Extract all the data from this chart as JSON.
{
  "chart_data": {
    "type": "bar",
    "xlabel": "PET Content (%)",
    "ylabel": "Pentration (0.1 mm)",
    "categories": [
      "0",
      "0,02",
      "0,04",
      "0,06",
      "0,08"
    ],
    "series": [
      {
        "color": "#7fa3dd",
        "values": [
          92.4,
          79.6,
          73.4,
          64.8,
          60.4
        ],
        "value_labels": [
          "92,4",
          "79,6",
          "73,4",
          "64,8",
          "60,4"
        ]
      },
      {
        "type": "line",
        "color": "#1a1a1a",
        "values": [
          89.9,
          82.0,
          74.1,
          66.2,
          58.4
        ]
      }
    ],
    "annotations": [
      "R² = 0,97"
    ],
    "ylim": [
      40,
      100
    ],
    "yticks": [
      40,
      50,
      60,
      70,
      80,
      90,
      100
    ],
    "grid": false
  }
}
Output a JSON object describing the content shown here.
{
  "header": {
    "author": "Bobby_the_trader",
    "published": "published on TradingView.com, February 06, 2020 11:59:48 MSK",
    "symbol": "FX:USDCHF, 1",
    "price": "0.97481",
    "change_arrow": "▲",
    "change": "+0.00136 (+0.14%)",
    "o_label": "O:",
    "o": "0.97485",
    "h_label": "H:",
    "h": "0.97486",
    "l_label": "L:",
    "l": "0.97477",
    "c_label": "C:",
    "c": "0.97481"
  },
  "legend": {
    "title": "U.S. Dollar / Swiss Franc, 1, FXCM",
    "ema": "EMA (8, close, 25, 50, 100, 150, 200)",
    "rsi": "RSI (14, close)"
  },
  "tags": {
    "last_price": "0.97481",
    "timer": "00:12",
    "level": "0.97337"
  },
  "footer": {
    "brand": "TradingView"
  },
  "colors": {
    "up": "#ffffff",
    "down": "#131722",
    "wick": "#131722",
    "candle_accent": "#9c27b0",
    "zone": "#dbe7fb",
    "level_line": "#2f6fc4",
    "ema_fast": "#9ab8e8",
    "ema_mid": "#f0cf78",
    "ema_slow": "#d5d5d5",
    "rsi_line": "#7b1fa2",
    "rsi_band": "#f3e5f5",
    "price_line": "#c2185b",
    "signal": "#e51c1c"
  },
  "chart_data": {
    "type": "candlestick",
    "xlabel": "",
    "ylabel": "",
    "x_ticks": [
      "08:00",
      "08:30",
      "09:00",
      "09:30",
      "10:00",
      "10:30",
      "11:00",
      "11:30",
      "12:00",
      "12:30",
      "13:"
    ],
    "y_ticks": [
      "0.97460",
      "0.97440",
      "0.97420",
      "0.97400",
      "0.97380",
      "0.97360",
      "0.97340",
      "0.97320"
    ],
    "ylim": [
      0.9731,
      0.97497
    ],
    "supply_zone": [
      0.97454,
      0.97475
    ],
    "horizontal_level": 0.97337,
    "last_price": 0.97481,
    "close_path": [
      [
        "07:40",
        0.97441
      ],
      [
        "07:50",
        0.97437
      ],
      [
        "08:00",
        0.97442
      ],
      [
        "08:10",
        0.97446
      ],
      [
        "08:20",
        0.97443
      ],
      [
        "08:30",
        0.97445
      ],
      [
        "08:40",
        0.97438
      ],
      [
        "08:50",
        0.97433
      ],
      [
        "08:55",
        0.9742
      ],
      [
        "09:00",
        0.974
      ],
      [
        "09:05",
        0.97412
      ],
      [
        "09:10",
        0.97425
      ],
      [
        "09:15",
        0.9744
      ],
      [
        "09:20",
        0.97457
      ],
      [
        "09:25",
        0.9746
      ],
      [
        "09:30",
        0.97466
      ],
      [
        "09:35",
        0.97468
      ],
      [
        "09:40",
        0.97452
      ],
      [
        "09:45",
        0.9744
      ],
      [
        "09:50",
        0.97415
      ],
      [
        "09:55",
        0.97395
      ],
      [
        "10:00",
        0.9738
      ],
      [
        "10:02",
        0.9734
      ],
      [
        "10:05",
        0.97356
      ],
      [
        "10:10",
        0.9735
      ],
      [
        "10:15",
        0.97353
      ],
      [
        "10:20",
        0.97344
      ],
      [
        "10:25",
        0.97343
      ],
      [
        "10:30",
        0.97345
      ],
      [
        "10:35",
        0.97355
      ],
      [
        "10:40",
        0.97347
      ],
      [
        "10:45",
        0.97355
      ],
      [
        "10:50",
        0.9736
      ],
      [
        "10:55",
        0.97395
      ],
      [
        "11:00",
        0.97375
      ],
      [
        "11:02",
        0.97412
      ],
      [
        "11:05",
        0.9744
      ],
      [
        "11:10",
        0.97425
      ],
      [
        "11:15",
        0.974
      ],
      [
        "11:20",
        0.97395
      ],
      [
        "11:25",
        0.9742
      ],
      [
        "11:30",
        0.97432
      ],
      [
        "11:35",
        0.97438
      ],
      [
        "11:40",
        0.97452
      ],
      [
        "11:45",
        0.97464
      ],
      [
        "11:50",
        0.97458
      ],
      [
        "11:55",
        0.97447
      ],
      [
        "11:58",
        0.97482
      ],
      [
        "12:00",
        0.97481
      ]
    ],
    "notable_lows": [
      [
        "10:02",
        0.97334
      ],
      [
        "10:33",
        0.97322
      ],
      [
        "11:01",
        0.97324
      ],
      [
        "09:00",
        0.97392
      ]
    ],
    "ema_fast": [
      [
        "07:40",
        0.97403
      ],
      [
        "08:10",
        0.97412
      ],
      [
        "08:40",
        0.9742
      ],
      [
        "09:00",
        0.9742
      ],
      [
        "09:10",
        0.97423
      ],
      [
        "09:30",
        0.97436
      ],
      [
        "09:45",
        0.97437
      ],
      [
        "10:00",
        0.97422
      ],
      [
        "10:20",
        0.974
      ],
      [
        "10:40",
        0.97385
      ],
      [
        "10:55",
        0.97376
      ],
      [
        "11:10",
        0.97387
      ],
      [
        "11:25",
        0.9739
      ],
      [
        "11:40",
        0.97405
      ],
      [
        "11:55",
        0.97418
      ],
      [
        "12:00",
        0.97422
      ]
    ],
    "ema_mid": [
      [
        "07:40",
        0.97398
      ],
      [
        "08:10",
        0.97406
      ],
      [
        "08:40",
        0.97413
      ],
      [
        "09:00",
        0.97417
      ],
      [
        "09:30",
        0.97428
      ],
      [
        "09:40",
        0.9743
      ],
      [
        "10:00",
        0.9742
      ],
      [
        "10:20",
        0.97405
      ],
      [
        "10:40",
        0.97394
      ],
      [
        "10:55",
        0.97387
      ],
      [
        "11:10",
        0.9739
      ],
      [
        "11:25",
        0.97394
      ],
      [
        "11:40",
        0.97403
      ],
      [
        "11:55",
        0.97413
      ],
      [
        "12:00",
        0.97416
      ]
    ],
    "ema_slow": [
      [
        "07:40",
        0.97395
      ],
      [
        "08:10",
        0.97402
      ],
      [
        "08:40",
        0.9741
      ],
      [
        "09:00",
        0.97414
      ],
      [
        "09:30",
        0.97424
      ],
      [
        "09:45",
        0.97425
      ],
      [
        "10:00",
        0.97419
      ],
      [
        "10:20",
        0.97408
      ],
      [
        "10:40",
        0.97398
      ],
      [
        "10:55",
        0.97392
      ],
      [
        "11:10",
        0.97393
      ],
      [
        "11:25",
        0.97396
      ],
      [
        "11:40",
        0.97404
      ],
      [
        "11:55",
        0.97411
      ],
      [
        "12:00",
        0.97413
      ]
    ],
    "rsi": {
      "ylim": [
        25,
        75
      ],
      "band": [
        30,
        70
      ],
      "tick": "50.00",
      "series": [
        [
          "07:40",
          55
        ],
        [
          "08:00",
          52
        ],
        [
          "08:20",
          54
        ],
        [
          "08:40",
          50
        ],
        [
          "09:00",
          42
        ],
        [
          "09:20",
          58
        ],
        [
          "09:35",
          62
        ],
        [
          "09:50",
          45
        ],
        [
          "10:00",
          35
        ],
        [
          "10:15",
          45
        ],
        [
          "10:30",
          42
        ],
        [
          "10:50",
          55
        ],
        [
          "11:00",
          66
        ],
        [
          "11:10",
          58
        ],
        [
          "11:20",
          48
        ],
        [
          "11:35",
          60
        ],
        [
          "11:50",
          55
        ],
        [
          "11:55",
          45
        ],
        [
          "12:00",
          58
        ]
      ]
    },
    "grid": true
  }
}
------------------------------------------------
Search the listing for the word "type" and return each line that holds it.

*RESPONSE TO THE EXERCISE*:
    "type": "bar",
        "type": "line",
    "type": "candlestick",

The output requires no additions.